- WHAT THIS TASK INVOLVES
Reproduce the records below exactly as given.

--- INFORMATION SUPPLIED ---

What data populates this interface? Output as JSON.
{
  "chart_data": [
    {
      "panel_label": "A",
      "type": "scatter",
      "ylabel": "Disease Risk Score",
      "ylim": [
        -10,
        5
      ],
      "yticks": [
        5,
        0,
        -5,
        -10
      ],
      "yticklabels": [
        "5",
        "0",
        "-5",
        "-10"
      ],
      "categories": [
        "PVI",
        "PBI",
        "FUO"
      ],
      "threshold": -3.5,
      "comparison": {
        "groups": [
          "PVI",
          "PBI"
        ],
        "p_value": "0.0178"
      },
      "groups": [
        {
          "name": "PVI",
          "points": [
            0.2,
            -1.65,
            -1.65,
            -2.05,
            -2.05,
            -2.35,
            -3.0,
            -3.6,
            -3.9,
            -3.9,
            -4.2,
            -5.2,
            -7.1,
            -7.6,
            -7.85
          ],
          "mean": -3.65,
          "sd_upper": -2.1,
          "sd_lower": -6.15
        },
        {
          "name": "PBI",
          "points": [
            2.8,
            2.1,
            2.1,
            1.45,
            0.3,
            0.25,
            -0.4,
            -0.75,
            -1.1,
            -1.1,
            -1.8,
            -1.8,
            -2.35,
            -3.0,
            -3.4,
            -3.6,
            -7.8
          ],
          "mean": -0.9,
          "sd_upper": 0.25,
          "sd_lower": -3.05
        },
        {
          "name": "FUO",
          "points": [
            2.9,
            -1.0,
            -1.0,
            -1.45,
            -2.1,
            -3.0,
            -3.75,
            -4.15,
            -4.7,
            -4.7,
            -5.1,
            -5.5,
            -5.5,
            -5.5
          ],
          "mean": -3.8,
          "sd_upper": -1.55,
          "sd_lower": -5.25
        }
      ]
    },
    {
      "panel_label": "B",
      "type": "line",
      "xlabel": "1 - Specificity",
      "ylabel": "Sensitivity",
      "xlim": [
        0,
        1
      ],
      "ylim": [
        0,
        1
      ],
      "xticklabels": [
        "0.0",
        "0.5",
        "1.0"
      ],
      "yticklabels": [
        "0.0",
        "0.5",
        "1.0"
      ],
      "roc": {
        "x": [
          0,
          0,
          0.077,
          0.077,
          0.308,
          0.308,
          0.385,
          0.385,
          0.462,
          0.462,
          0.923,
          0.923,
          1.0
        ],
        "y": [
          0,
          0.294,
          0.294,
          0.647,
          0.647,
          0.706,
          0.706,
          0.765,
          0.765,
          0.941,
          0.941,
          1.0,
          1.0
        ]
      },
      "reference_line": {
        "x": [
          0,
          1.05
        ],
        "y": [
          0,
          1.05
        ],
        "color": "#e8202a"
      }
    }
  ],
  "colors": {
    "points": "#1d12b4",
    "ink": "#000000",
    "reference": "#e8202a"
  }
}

---

- THE REPLY
What data populates this interface? Output as JSON.
{
  "chart_data": [
    {
      "panel_label": "A",
      "type": "scatter",
      "ylabel": "Disease Risk Score",
      "ylim": [
        -10,
        5
      ],
      "yticks": [
        5,
        0,
        -5,
        -10
      ],
      "yticklabels": [
        "5",
        "0",
        "-5",
        "-10"
      ],
      "categories": [
        "PVI",
        "PBI",
        "FUO"
      ],
      "threshold": -3.5,
      "comparison": {
        "groups": [
          "PVI",
          "PBI"
        ],
        "p_value": "0.0178"
      },
      "groups": [
        {
          "name": "PVI",
          "points": [
            0.2,
            -1.65,
            -1.65,
            -2.05,
            -2.05,
            -2.35,
            -3.0,
            -3.6,
            -3.9,
            -3.9,
            -4.2,
            -5.2,
            -7.1,
            -7.6,
            -7.85
          ],
          "mean": -3.65,
          "sd_upper": -2.1,
          "sd_lower": -6.15
        },
        {
          "name": "PBI",
          "points": [
            2.8,
            2.1,
            2.1,
            1.45,
            0.3,
            0.25,
            -0.4,
            -0.75,
            -1.1,
            -1.1,
            -1.8,
            -1.8,
            -2.35,
            -3.0,
            -3.4,
            -3.6,
            -7.8
          ],
          "mean": -0.9,
          "sd_upper": 0.25,
          "sd_lower": -3.05
        },
        {
          "name": "FUO",
          "points": [
            2.9,
            -1.0,
            -1.0,
            -1.45,
            -2.1,
            -3.0,
            -3.75,
            -4.15,
            -4.7,
            -4.7,
            -5.1,
            -5.5,
            -5.5,
            -5.5
          ],
          "mean": -3.8,
          "sd_upper": -1.55,
          "sd_lower": -5.25
        }
      ]
    },
    {
      "panel_label": "B",
      "type": "line",
      "xlabel": "1 - Specificity",
      "ylabel": "Sensitivity",
      "xlim": [
        0,
        1
      ],
      "ylim": [
        0,
        1
      ],
      "xticklabels": [
        "0.0",
        "0.5",
        "1.0"
      ],
      "yticklabels": [
        "0.0",
        "0.5",
        "1.0"
      ],
      "roc": {
        "x": [
          0,
          0,
          0.077,
          0.077,
          0.308,
          0.308,
          0.385,
          0.385,
          0.462,
          0.462,
          0.923,
          0.923,
          1.0
        ],
        "y": [
          0,
          0.294,
          0.294,
          0.647,
          0.647,
          0.706,
          0.706,
          0.765,
          0.765,
          0.941,
          0.941,
          1.0,
          1.0
        ]
      },
      "reference_line": {
        "x": [
          0,
          1.05
        ],
        "y": [
          0,
          1.05
        ],
        "color": "#e8202a"
      }
    }
  ],
  "colors": {
    "points": "#1d12b4",
    "ink": "#000000",
    "reference": "#e8202a"
  }
}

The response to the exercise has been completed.